* **Task requirements**:
Continue the passage below on the prognosis of chronic fatigue, starting after its last sentence.

* **Quoted passage**:
The management of CFS is described elsewhere. (See "Treatment of myalgic encephalomyelitis/chronic fatigue syndrome", section on 'Management overview'.)

PROGNOSIS — The prognosis in idiopathic chronic fatigue and chronic fatigue syndrome (CFS) is not favorable for full recovery. However, rates of decreased symptoms and improved function are higher in patients with chronic fatigue who do not meet diagnostic criteria for CFS [28,29]. (See "Treatment of myalgic encephalomyelitis/chronic fatigue syndrome", section on 'Prognosis'.)

Fatigue has been associated with excess mortality after adjusting for multiple potential confounders. In a population-based cohort study of 18,101 participants over a mean follow-up period of 16.6 years, the quartile with the highest fatigue score based on the SF36-VT questionnaire had an increased risk of mortality compared with the quartile with the lowest score (hazard ratio [HR] 1.40, 95% CI 1.25-1.56) [30]. This association was observed for cardiovascular, but not cancer-related, deaths. Another observational study found that the risk of suicide was higher in patients with idiopathic chronic fatigue, but not CFS, compared with the general population [31].

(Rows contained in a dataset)
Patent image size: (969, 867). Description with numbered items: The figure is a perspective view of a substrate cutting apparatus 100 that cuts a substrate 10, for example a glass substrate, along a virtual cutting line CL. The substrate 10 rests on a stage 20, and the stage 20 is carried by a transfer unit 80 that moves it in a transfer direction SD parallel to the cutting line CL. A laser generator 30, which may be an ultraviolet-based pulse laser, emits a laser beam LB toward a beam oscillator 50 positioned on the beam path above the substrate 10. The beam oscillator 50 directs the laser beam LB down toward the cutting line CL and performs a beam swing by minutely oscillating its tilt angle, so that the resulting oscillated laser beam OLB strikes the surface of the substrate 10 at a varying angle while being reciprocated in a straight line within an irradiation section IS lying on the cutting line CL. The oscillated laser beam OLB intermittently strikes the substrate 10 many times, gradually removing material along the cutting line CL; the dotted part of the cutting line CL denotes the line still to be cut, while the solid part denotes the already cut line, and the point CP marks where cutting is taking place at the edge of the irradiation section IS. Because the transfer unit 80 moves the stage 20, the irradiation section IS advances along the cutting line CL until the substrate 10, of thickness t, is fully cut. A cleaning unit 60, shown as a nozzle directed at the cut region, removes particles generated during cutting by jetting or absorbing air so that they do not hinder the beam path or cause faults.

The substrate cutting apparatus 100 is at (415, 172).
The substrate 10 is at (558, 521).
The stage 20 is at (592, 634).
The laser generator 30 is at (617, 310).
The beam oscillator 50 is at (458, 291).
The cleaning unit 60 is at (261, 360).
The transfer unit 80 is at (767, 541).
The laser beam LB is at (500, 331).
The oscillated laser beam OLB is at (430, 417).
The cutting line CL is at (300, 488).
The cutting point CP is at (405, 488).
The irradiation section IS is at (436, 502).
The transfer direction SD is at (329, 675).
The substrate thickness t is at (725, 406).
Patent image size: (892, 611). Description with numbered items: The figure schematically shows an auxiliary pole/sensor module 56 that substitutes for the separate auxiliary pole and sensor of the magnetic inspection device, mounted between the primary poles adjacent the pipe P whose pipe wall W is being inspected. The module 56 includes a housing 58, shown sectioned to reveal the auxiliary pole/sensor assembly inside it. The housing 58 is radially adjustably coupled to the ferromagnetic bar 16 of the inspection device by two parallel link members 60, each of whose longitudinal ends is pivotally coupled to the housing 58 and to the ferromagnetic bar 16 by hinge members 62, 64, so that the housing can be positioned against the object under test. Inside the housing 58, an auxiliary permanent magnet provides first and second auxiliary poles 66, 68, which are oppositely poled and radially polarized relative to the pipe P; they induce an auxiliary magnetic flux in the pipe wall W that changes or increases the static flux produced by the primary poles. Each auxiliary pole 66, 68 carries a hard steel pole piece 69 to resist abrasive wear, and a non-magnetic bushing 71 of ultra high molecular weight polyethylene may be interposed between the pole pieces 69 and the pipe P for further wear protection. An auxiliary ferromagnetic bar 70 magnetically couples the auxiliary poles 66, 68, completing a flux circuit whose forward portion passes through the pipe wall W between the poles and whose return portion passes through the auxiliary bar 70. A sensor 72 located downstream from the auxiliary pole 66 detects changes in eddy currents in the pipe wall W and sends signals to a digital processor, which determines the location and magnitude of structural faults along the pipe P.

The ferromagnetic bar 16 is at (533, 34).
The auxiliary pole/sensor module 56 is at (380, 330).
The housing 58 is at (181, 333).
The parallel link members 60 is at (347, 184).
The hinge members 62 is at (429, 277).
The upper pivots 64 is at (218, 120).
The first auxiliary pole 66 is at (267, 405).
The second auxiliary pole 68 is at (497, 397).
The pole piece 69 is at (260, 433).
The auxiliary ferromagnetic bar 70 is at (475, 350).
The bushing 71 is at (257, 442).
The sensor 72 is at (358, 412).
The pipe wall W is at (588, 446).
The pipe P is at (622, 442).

* **Answer section**:
SUMMARY AND RECOMMENDATIONS

Fatigue is a common nonspecific symptom with a broad range of etiologies including acute and chronic medical disorders, psychological conditions, medication toxicity, and substance use. The term “fatigue” can be used to describe difficulty or inability to initiate activity (subjective sense of weakness); reduced capacity to maintain activity (easy fatigability); difficulty with concentration, memory, and emotional stability (mental fatigue); or sleepiness or an uncontrollable need to sleep. Patients may report one or a combination of these symptoms, and they may occur alone or in conjunction with localized complaints. (See 'Introduction' above and 'Definition' above.)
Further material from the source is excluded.